TO DO →
Locate the line that contains "What's the underlying". Copy it and every following line through the end of the records, exactly, and include nothing else.
○ ○ ○
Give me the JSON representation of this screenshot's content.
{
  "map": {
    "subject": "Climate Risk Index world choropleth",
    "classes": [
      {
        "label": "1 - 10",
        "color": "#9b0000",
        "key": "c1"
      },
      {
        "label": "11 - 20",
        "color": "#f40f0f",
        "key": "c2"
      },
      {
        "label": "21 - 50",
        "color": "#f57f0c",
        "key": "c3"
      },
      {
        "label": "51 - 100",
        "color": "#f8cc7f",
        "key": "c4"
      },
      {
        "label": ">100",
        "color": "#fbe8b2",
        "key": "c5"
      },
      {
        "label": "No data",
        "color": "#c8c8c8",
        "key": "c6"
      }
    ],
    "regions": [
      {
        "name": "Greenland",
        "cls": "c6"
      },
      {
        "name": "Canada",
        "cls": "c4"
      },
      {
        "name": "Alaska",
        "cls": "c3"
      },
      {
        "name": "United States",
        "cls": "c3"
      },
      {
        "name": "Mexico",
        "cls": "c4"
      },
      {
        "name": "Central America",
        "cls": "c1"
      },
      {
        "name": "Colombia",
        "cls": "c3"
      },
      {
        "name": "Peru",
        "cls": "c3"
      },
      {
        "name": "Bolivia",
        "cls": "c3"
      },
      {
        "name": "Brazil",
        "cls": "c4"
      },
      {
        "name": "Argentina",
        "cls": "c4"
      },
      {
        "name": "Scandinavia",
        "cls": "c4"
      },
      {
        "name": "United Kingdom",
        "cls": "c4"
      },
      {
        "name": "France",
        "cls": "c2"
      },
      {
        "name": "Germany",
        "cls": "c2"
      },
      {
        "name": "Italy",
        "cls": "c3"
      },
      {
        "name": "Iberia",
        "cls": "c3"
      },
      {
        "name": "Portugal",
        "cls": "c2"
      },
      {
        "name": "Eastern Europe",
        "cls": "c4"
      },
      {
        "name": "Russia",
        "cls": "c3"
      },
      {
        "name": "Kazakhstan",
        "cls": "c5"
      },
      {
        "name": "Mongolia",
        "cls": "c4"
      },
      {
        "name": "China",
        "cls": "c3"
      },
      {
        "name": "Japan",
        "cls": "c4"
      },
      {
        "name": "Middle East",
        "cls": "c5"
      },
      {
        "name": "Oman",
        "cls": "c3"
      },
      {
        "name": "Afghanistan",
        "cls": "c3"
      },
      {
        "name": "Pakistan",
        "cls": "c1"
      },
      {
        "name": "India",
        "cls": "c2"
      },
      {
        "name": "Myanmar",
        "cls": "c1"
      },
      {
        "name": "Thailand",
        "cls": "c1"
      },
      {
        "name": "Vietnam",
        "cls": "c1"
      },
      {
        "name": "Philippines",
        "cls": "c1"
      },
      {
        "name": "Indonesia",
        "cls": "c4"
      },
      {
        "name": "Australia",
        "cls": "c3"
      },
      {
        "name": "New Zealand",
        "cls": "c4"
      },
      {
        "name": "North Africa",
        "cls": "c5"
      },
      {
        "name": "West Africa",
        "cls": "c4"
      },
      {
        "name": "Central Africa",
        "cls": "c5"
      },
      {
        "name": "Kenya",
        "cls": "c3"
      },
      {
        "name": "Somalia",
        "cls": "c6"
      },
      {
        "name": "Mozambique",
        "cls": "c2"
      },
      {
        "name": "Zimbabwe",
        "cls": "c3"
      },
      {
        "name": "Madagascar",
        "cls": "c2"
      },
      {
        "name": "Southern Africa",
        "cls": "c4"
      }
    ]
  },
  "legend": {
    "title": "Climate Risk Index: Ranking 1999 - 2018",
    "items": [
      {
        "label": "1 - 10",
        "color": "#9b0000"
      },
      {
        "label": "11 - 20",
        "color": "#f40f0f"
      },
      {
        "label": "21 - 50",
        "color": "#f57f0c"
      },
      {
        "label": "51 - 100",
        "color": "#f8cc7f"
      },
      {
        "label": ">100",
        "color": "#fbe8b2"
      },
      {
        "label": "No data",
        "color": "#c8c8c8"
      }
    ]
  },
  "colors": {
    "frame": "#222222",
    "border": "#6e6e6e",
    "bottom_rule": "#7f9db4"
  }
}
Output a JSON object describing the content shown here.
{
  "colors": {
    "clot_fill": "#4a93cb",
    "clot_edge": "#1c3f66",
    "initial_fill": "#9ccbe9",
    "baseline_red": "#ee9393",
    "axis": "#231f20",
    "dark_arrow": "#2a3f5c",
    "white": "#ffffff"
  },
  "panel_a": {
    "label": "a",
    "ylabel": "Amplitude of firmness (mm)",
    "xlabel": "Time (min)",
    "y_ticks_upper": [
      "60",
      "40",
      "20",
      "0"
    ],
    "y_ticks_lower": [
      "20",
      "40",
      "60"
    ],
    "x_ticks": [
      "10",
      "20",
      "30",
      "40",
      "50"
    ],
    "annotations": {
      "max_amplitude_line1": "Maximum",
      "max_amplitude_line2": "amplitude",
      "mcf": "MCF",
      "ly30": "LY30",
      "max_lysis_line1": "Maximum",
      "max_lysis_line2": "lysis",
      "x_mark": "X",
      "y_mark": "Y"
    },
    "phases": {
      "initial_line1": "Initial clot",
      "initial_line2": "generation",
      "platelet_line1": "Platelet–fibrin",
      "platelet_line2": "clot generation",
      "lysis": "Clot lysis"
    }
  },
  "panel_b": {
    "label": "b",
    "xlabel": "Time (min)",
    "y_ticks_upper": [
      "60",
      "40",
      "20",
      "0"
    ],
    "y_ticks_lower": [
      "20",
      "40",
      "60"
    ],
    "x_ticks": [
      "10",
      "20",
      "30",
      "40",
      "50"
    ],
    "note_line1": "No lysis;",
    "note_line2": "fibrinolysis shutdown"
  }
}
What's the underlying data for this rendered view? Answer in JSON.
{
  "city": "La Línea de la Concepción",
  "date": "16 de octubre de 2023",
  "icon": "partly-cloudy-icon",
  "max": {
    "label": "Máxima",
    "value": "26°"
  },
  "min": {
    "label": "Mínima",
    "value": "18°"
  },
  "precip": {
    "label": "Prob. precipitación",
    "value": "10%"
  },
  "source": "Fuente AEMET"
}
○ ○ ○
EXPECTED ANSWER →
What's the underlying data for this rendered view? Answer in JSON.
{
  "city": "La Línea de la Concepción",
  "date": "16 de octubre de 2023",
  "icon": "partly-cloudy-icon",
  "max": {
    "label": "Máxima",
    "value": "26°"
  },
  "min": {
    "label": "Mínima",
    "value": "18°"
  },
  "precip": {
    "label": "Prob. precipitación",
    "value": "10%"
  },
  "source": "Fuente AEMET"
}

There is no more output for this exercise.